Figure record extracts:

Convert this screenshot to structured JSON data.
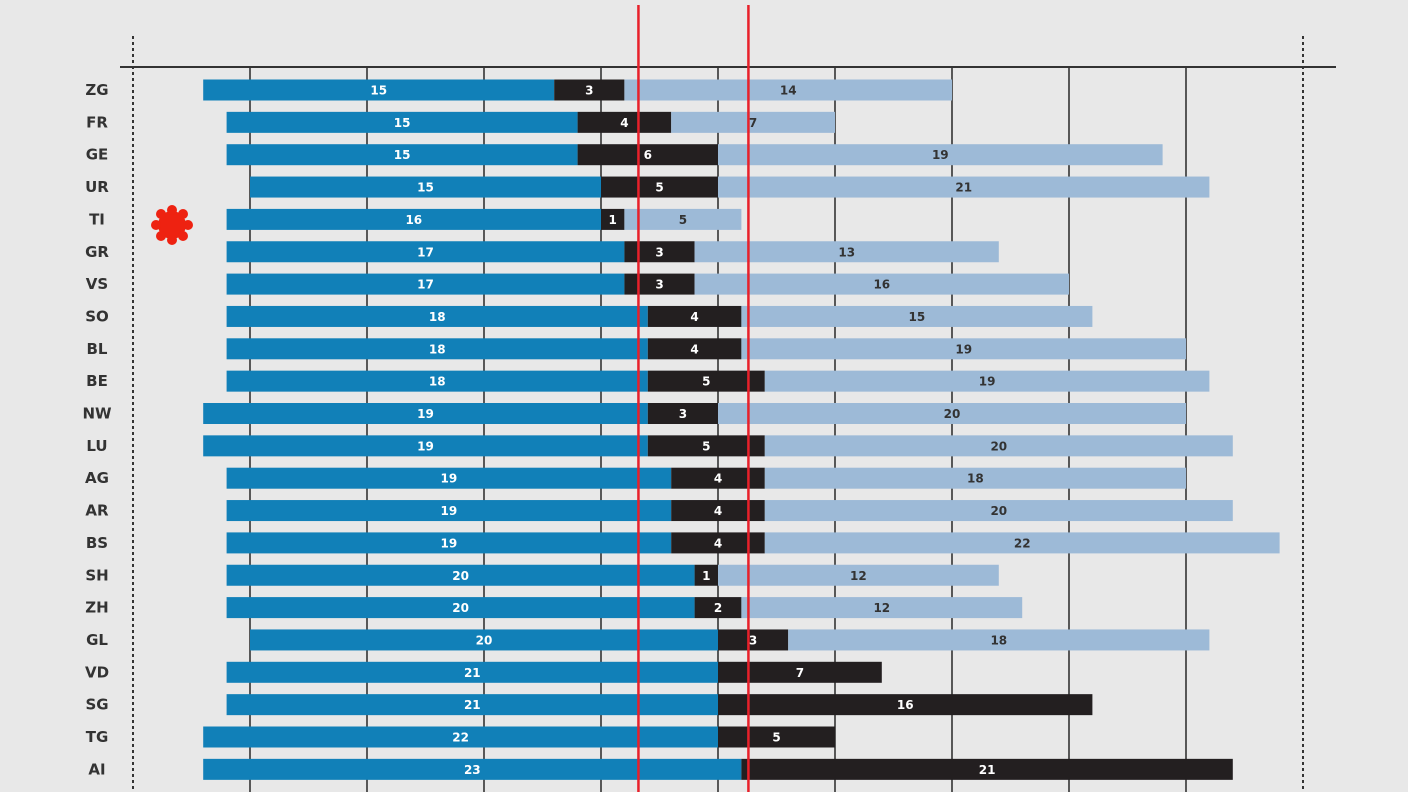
{
  "chart_data": {
    "type": "bar",
    "stacked": true,
    "orientation": "horizontal",
    "categories": [
      "ZG",
      "FR",
      "GE",
      "UR",
      "TI",
      "GR",
      "VS",
      "SO",
      "BL",
      "BE",
      "NW",
      "LU",
      "AG",
      "AR",
      "BS",
      "SH",
      "ZH",
      "GL",
      "VD",
      "SG",
      "TG",
      "AI"
    ],
    "series": [
      {
        "values": [
          15,
          15,
          15,
          15,
          16,
          17,
          17,
          18,
          18,
          18,
          19,
          19,
          19,
          19,
          19,
          20,
          20,
          20,
          21,
          21,
          22,
          23
        ]
      },
      {
        "values": [
          3,
          4,
          6,
          5,
          1,
          3,
          3,
          4,
          4,
          5,
          3,
          5,
          4,
          4,
          4,
          1,
          2,
          3,
          7,
          16,
          5,
          21
        ]
      },
      {
        "values": [
          14,
          7,
          19,
          21,
          5,
          13,
          16,
          15,
          19,
          19,
          20,
          20,
          18,
          20,
          22,
          12,
          12,
          18,
          null,
          null,
          null,
          null
        ]
      }
    ],
    "series_starts": [
      -2,
      -1,
      -1,
      0,
      -1,
      -1,
      -1,
      -1,
      -1,
      -1,
      -2,
      -2,
      -1,
      -1,
      -1,
      -1,
      -1,
      0,
      -1,
      -1,
      -2,
      -2
    ],
    "xlim": [
      -5,
      50
    ],
    "reference_lines": [
      16.6,
      21.3
    ],
    "grid": true,
    "colors": {
      "series1": "#1180b8",
      "series2": "#231f20",
      "series3": "#9dbad7",
      "reference": "#e8202a",
      "marker": "#ee2211",
      "background": "#e8e8e8"
    }
  }
}
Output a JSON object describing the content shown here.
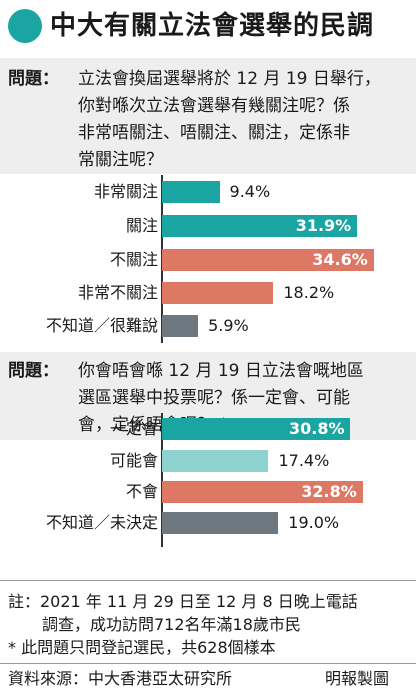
{
  "title": "中大有關立法會選舉的民調",
  "colors": {
    "teal": "#1aa5a3",
    "light_teal": "#8ed2cf",
    "salmon": "#dd7865",
    "grey": "#6e7880",
    "dot": "#1aa5a3"
  },
  "q1": {
    "label": "問題：",
    "lines": [
      "立法會換屆選舉將於 12 月 19 日舉行，",
      "你對喺次立法會選舉有幾關注呢？係",
      "非常唔關注、唔關注、關注，定係非",
      "常關注呢？"
    ]
  },
  "q2": {
    "label": "問題：",
    "lines": [
      "你會唔會喺 12 月 19 日立法會嘅地區",
      "選區選舉中投票呢？係一定會、可能",
      "會，定係唔會呢？ *"
    ]
  },
  "chart_data": [
    {
      "type": "bar",
      "categories": [
        "非常關注",
        "關注",
        "不關注",
        "非常不關注",
        "不知道／很難說"
      ],
      "values": [
        9.4,
        31.9,
        34.6,
        18.2,
        5.9
      ],
      "value_labels": [
        "9.4%",
        "31.9%",
        "34.6%",
        "18.2%",
        "5.9%"
      ],
      "bar_colors": [
        "#1aa5a3",
        "#1aa5a3",
        "#dd7865",
        "#dd7865",
        "#6e7880"
      ],
      "value_inside": [
        false,
        true,
        true,
        false,
        false
      ],
      "unit": "%"
    },
    {
      "type": "bar",
      "categories": [
        "一定會",
        "可能會",
        "不會",
        "不知道／未決定"
      ],
      "values": [
        30.8,
        17.4,
        32.8,
        19.0
      ],
      "value_labels": [
        "30.8%",
        "17.4%",
        "32.8%",
        "19.0%"
      ],
      "bar_colors": [
        "#1aa5a3",
        "#8ed2cf",
        "#dd7865",
        "#6e7880"
      ],
      "value_inside": [
        true,
        false,
        true,
        false
      ],
      "unit": "%"
    }
  ],
  "notes": {
    "line1": "註：2021 年 11 月 29 日至 12 月 8 日晚上電話",
    "line2": "調查，成功訪問712名年滿18歲市民",
    "line3": "* 此問題只問登記選民，共628個樣本",
    "source": "資料來源：中大香港亞太研究所",
    "credit": "明報製圖"
  }
}
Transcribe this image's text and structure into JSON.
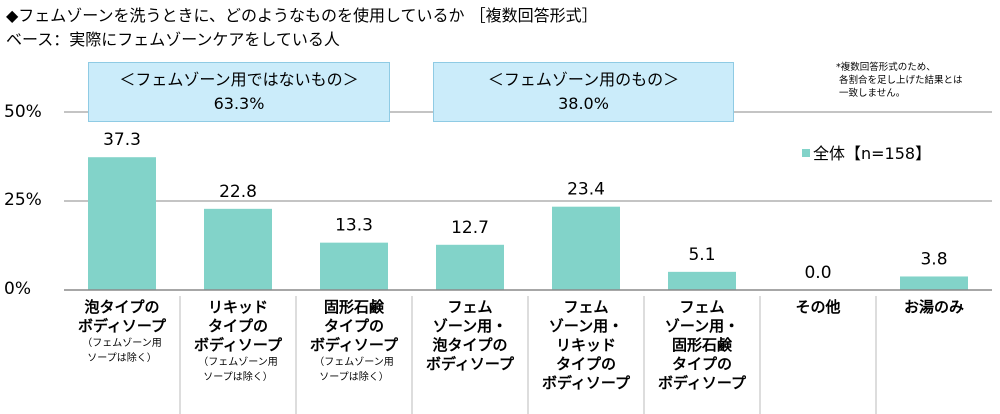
{
  "header": {
    "title": "◆フェムゾーンを洗うときに、どのようなものを使用しているか ［複数回答形式］",
    "subtitle": "ベース：実際にフェムゾーンケアをしている人"
  },
  "note": "*複数回答形式のため、\n 各割合を足し上げた結果とは\n 一致しません。",
  "groups": [
    {
      "label": "＜フェムゾーン用ではないもの＞",
      "value": "63.3%"
    },
    {
      "label": "＜フェムゾーン用のもの＞",
      "value": "38.0%"
    }
  ],
  "chart_data": {
    "type": "bar",
    "categories": [
      "泡タイプのボディソープ",
      "リキッドタイプのボディソープ",
      "固形石鹸タイプのボディソープ",
      "フェムゾーン用・泡タイプのボディソープ",
      "フェムゾーン用・リキッドタイプのボディソープ",
      "フェムゾーン用・固形石鹸タイプのボディソープ",
      "その他",
      "お湯のみ"
    ],
    "category_lines": [
      [
        "泡タイプの",
        "ボディソープ"
      ],
      [
        "リキッド",
        "タイプの",
        "ボディソープ"
      ],
      [
        "固形石鹸",
        "タイプの",
        "ボディソープ"
      ],
      [
        "フェム",
        "ゾーン用・",
        "泡タイプの",
        "ボディソープ"
      ],
      [
        "フェム",
        "ゾーン用・",
        "リキッド",
        "タイプの",
        "ボディソープ"
      ],
      [
        "フェム",
        "ゾーン用・",
        "固形石鹸",
        "タイプの",
        "ボディソープ"
      ],
      [
        "その他"
      ],
      [
        "お湯のみ"
      ]
    ],
    "category_notes": [
      "（フェムゾーン用\nソープは除く）",
      "（フェムゾーン用\nソープは除く）",
      "（フェムゾーン用\nソープは除く）",
      "",
      "",
      "",
      "",
      ""
    ],
    "series": [
      {
        "name": "全体【n=158】",
        "values": [
          37.3,
          22.8,
          13.3,
          12.7,
          23.4,
          5.1,
          0.0,
          3.8
        ]
      }
    ],
    "data_labels": [
      "37.3",
      "22.8",
      "13.3",
      "12.7",
      "23.4",
      "5.1",
      "0.0",
      "3.8"
    ],
    "yticks": [
      "0%",
      "25%",
      "50%"
    ],
    "ylim": [
      0,
      50
    ],
    "grid": true,
    "legend_position": "top-right",
    "bar_color": "#82d3c9"
  }
}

Description of the task:
Check every line for "リキッドタイプのボディソープ" and show the ones that have it.

Solution for this exercise:
      "リキッドタイプのボディソープ",
      "フェムゾーン用・リキッドタイプのボディソープ",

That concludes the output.